Directions for this task >> Quote all lines below exactly. Images stay out.

Information given >>
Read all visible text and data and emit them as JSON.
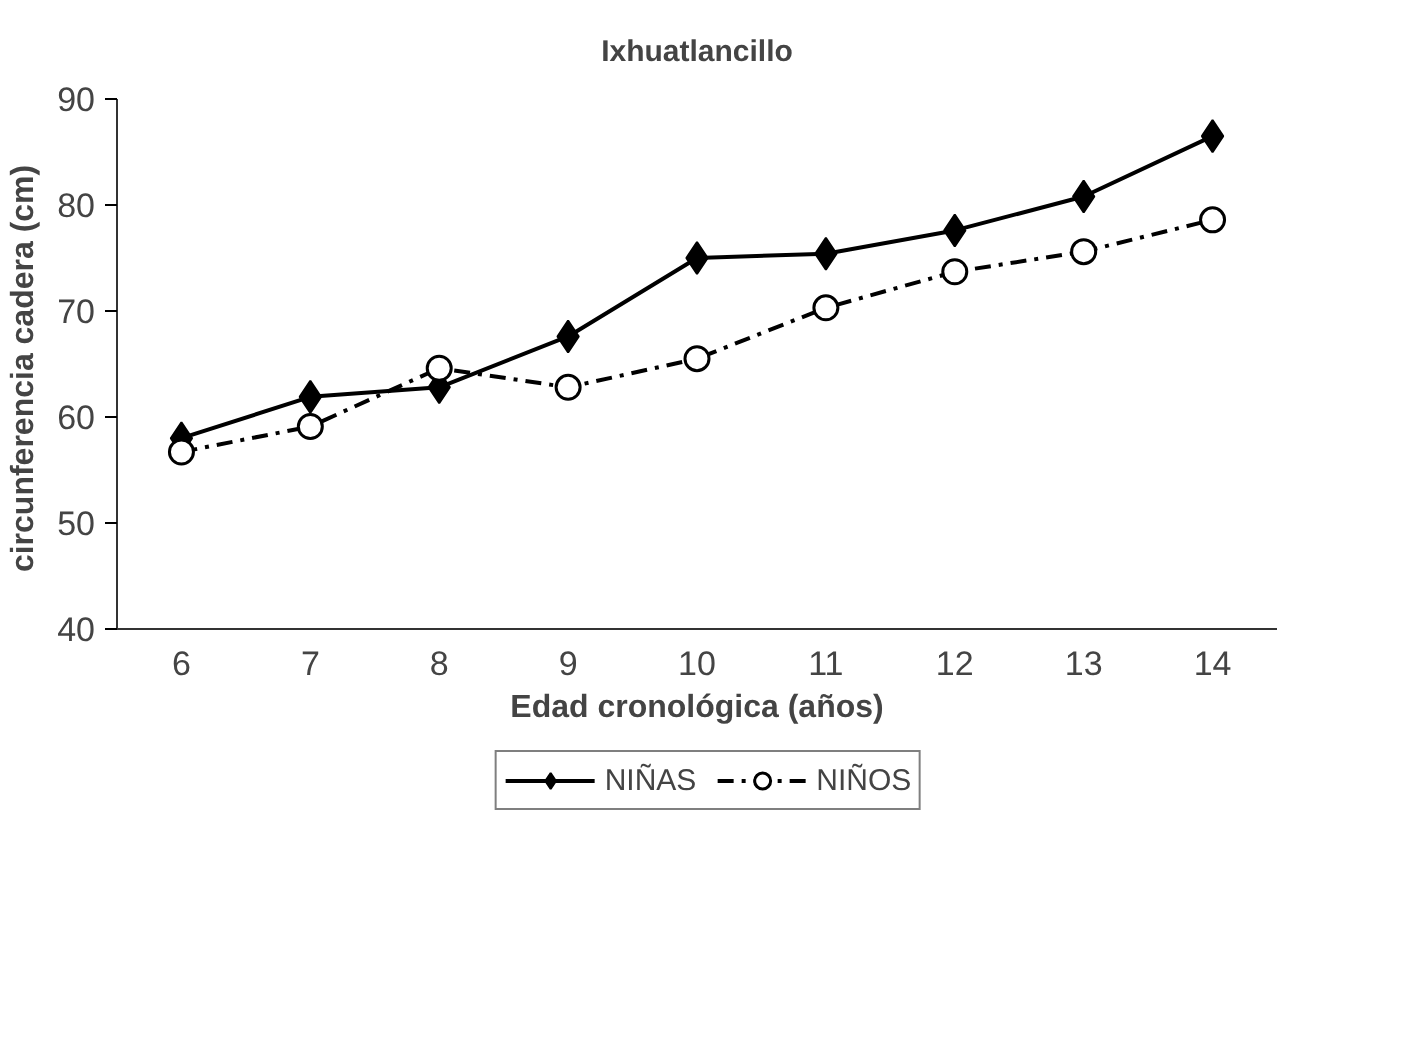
{
  "chart_data": {
    "type": "line",
    "title": "Ixhuatlancillo",
    "xlabel": "Edad cronológica (años)",
    "ylabel": "circunferencia  cadera (cm)",
    "categories": [
      "6",
      "7",
      "8",
      "9",
      "10",
      "11",
      "12",
      "13",
      "14"
    ],
    "ylim": [
      40,
      90
    ],
    "yticks": [
      40,
      50,
      60,
      70,
      80,
      90
    ],
    "grid": false,
    "legend": "bottom",
    "series": [
      {
        "name": "NIÑAS",
        "color": "#000000",
        "marker": "diamond",
        "line_style": "solid",
        "values": [
          58.0,
          61.9,
          62.8,
          67.6,
          75.0,
          75.4,
          77.6,
          80.8,
          86.5
        ]
      },
      {
        "name": "NIÑOS",
        "color": "#000000",
        "marker": "circle",
        "line_style": "dashed",
        "values": [
          56.7,
          59.1,
          64.6,
          62.8,
          65.5,
          70.3,
          73.7,
          75.6,
          78.6
        ]
      }
    ]
  }
}
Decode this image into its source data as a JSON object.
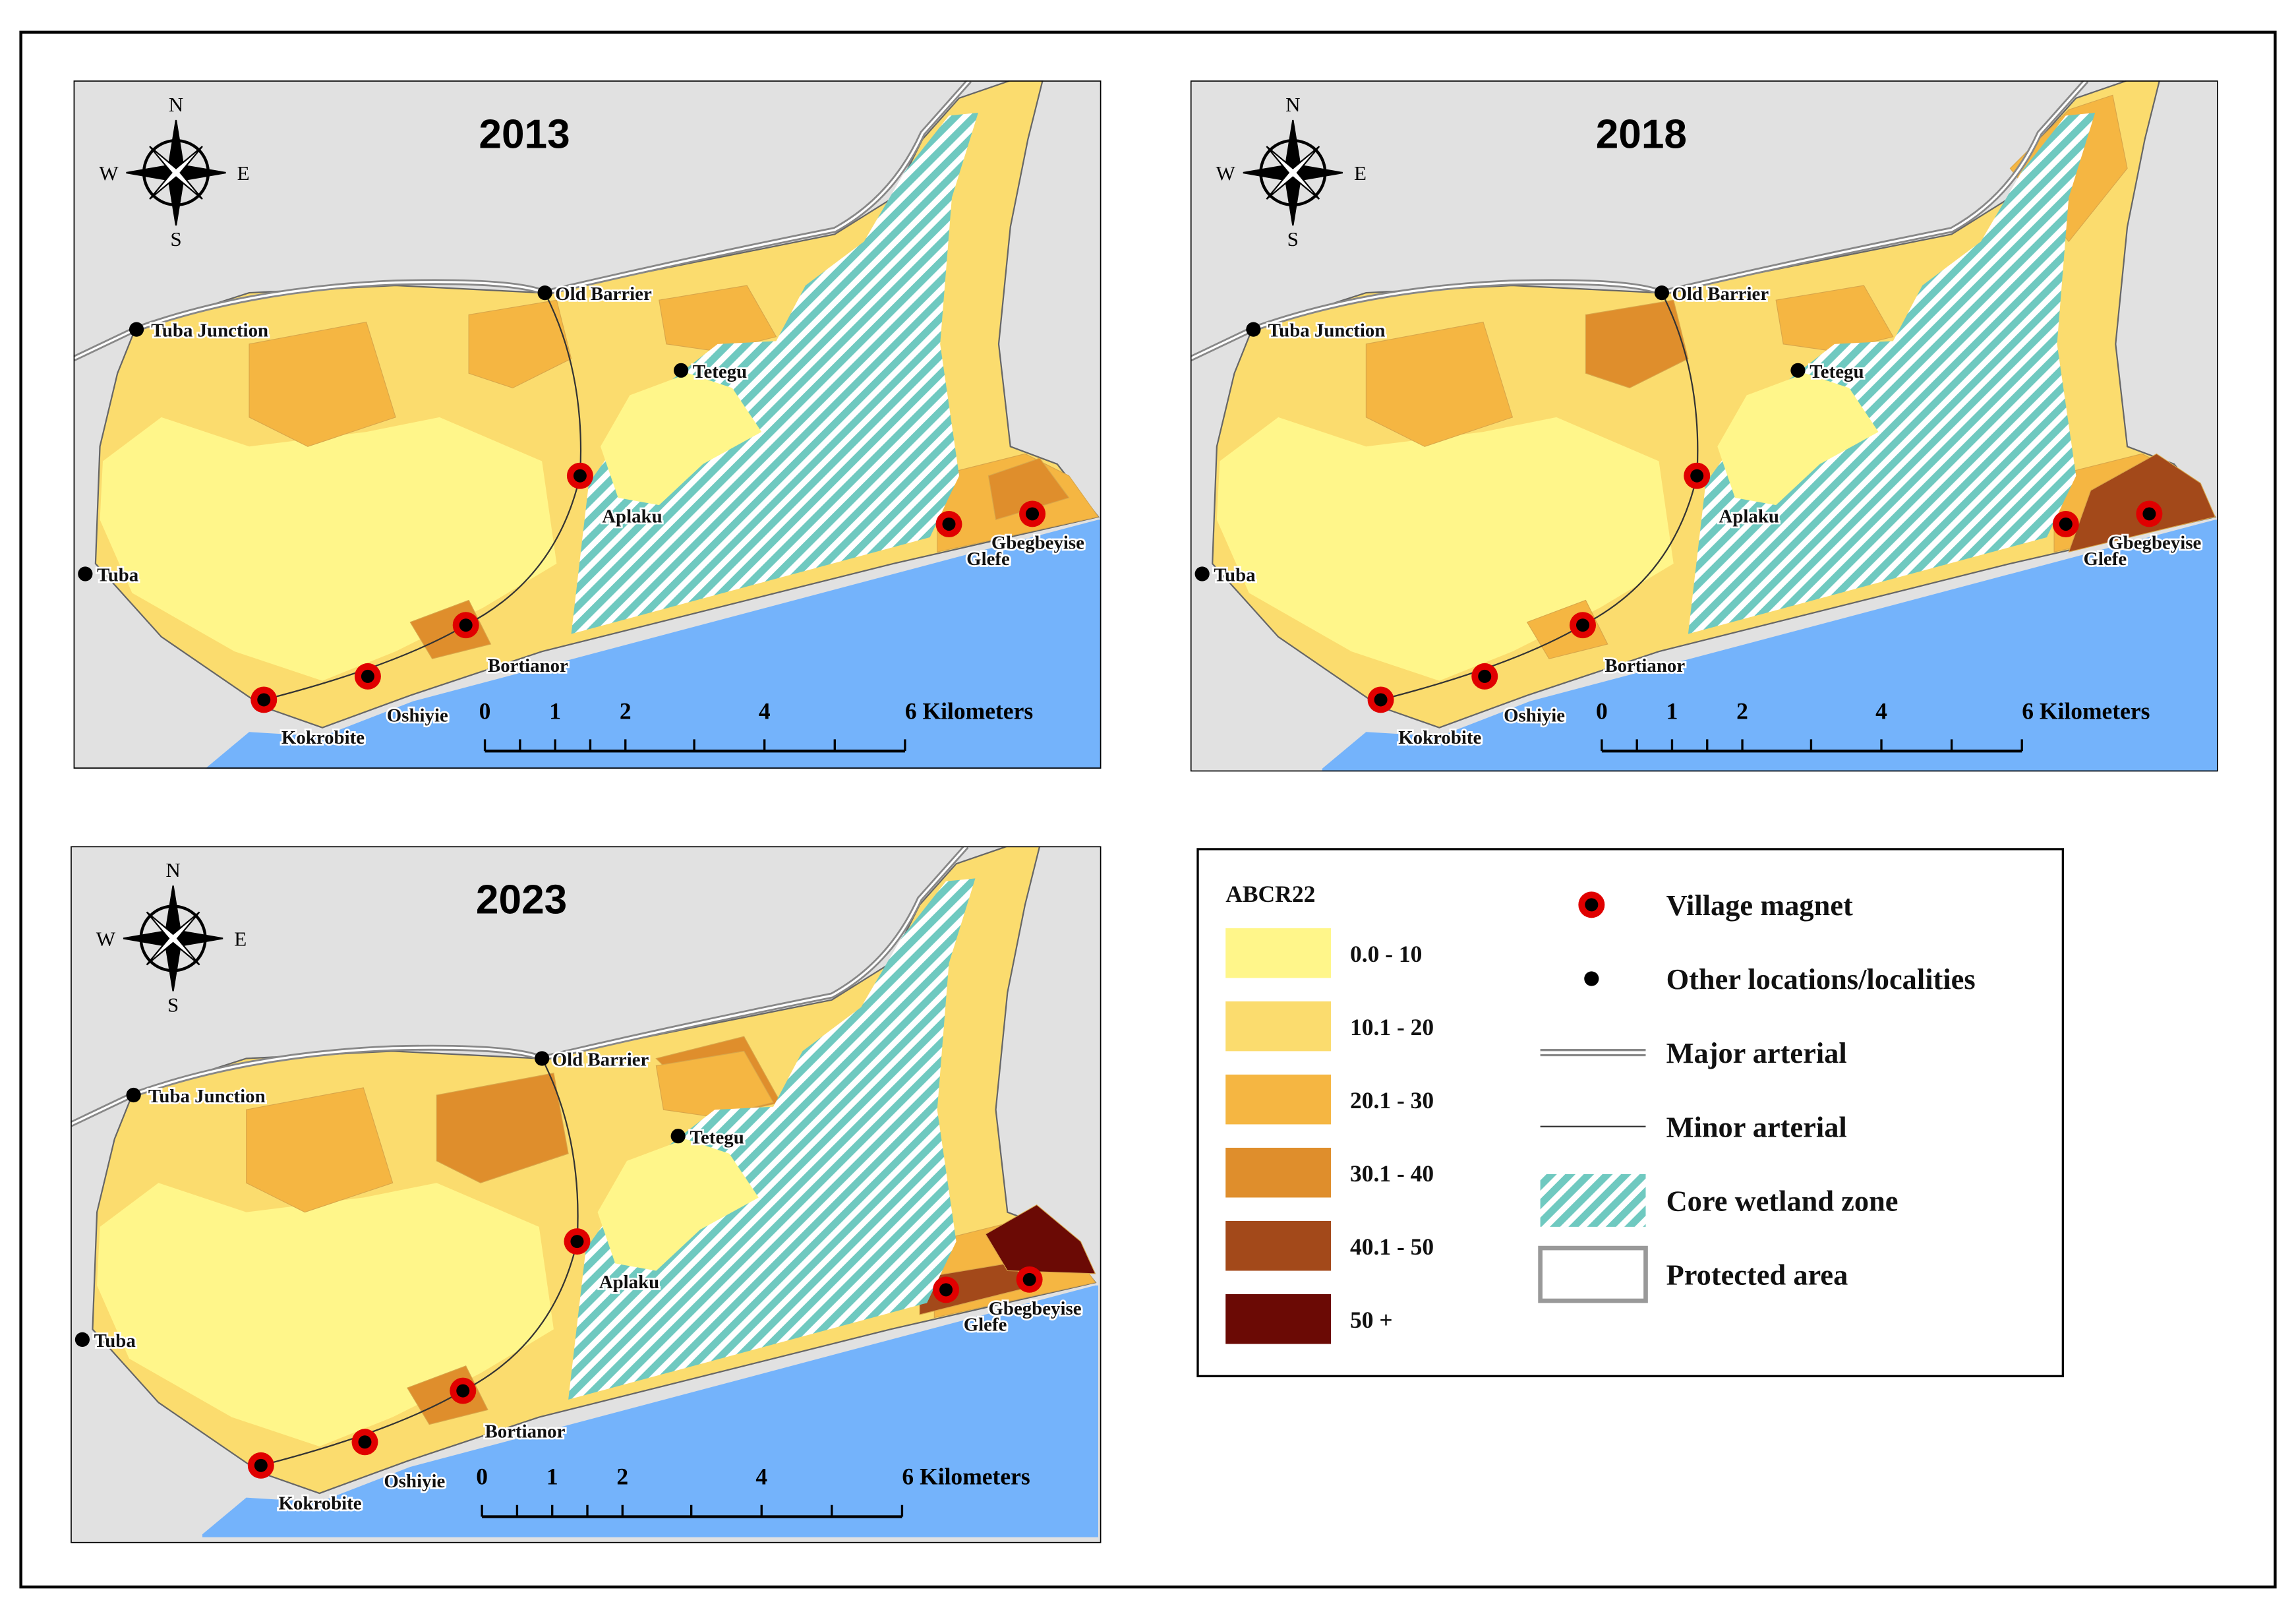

Solved exercise >>
Read all visible text and data and emit them as JSON.
{
  "chart_data": {
    "type": "line",
    "title": "Ixhuatlancillo",
    "xlabel": "Edad cronológica (años)",
    "ylabel": "circunferencia  cadera (cm)",
    "categories": [
      "6",
      "7",
      "8",
      "9",
      "10",
      "11",
      "12",
      "13",
      "14"
    ],
    "ylim": [
      40,
      90
    ],
    "yticks": [
      40,
      50,
      60,
      70,
      80,
      90
    ],
    "grid": false,
    "legend": "bottom",
    "series": [
      {
        "name": "NIÑAS",
        "color": "#000000",
        "marker": "diamond",
        "line_style": "solid",
        "values": [
          58.0,
          61.9,
          62.8,
          67.6,
          75.0,
          75.4,
          77.6,
          80.8,
          86.5
        ]
      },
      {
        "name": "NIÑOS",
        "color": "#000000",
        "marker": "circle",
        "line_style": "dashed",
        "values": [
          56.7,
          59.1,
          64.6,
          62.8,
          65.5,
          70.3,
          73.7,
          75.6,
          78.6
        ]
      }
    ]
  }
}
Decode this image into its source data as a JSON object.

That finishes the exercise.